***** INPUT MATERIAL *****
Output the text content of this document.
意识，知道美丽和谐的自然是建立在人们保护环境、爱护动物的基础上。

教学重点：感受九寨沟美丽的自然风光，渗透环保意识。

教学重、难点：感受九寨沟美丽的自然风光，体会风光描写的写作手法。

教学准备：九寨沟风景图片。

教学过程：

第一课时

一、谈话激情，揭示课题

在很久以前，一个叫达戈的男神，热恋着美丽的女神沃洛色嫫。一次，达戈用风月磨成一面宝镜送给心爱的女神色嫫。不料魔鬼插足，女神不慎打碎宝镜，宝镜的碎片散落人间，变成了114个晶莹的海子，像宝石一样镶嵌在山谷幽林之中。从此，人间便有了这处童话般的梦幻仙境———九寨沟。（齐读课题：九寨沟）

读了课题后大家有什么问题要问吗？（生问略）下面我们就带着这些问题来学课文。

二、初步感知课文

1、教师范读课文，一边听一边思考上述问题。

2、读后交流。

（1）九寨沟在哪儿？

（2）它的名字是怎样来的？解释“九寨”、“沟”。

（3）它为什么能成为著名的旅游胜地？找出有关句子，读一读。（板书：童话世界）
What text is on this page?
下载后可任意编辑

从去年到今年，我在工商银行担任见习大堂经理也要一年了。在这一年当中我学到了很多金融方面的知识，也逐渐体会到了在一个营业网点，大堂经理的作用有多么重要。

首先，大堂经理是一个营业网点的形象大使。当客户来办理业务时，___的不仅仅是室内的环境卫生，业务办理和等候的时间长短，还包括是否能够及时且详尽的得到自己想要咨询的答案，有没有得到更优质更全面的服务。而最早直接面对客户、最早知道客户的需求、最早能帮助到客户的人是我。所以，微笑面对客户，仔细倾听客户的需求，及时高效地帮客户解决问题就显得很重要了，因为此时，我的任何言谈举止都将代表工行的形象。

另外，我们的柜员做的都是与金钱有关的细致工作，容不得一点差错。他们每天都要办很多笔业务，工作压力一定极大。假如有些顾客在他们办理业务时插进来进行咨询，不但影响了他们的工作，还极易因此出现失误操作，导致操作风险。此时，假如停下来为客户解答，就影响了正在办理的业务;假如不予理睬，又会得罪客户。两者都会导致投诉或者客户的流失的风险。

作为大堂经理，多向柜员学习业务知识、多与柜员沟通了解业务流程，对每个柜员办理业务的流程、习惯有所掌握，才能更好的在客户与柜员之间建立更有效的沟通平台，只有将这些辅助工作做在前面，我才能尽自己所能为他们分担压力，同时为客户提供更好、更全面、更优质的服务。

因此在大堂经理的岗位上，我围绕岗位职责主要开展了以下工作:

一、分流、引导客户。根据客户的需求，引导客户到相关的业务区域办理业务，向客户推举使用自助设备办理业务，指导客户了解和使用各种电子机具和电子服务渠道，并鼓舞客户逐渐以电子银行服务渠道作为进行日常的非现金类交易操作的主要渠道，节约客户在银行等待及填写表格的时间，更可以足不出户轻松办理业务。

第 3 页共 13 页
*****
**EXERCISE BRIEF**
Print back all the lines verbatim.

**FINAL RESULT**
Output the text content of this document.
意识，知道美丽和谐的自然是建立在人们保护环境、爱护动物的基础上。

教学重点：感受九寨沟美丽的自然风光，渗透环保意识。

教学重、难点：感受九寨沟美丽的自然风光，体会风光描写的写作手法。

教学准备：九寨沟风景图片。

教学过程：

第一课时

一、谈话激情，揭示课题

在很久以前，一个叫达戈的男神，热恋着美丽的女神沃洛色嫫。一次，达戈用风月磨成一面宝镜送给心爱的女神色嫫。不料魔鬼插足，女神不慎打碎宝镜，宝镜的碎片散落人间，变成了114个晶莹的海子，像宝石一样镶嵌在山谷幽林之中。从此，人间便有了这处童话般的梦幻仙境———九寨沟。（齐读课题：九寨沟）

读了课题后大家有什么问题要问吗？（生问略）下面我们就带着这些问题来学课文。

二、初步感知课文

1、教师范读课文，一边听一边思考上述问题。

2、读后交流。

（1）九寨沟在哪儿？

（2）它的名字是怎样来的？解释“九寨”、“沟”。

（3）它为什么能成为著名的旅游胜地？找出有关句子，读一读。（板书：童话世界）
What text is on this page?
下载后可任意编辑

从去年到今年，我在工商银行担任见习大堂经理也要一年了。在这一年当中我学到了很多金融方面的知识，也逐渐体会到了在一个营业网点，大堂经理的作用有多么重要。

首先，大堂经理是一个营业网点的形象大使。当客户来办理业务时，___的不仅仅是室内的环境卫生，业务办理和等候的时间长短，还包括是否能够及时且详尽的得到自己想要咨询的答案，有没有得到更优质更全面的服务。而最早直接面对客户、最早知道客户的需求、最早能帮助到客户的人是我。所以，微笑面对客户，仔细倾听客户的需求，及时高效地帮客户解决问题就显得很重要了，因为此时，我的任何言谈举止都将代表工行的形象。

另外，我们的柜员做的都是与金钱有关的细致工作，容不得一点差错。他们每天都要办很多笔业务，工作压力一定极大。假如有些顾客在他们办理业务时插进来进行咨询，不但影响了他们的工作，还极易因此出现失误操作，导致操作风险。此时，假如停下来为客户解答，就影响了正在办理的业务;假如不予理睬，又会得罪客户。两者都会导致投诉或者客户的流失的风险。

作为大堂经理，多向柜员学习业务知识、多与柜员沟通了解业务流程，对每个柜员办理业务的流程、习惯有所掌握，才能更好的在客户与柜员之间建立更有效的沟通平台，只有将这些辅助工作做在前面，我才能尽自己所能为他们分担压力，同时为客户提供更好、更全面、更优质的服务。

因此在大堂经理的岗位上，我围绕岗位职责主要开展了以下工作:

一、分流、引导客户。根据客户的需求，引导客户到相关的业务区域办理业务，向客户推举使用自助设备办理业务，指导客户了解和使用各种电子机具和电子服务渠道，并鼓舞客户逐渐以电子银行服务渠道作为进行日常的非现金类交易操作的主要渠道，节约客户在银行等待及填写表格的时间，更可以足不出户轻松办理业务。

第 3 页共 13 页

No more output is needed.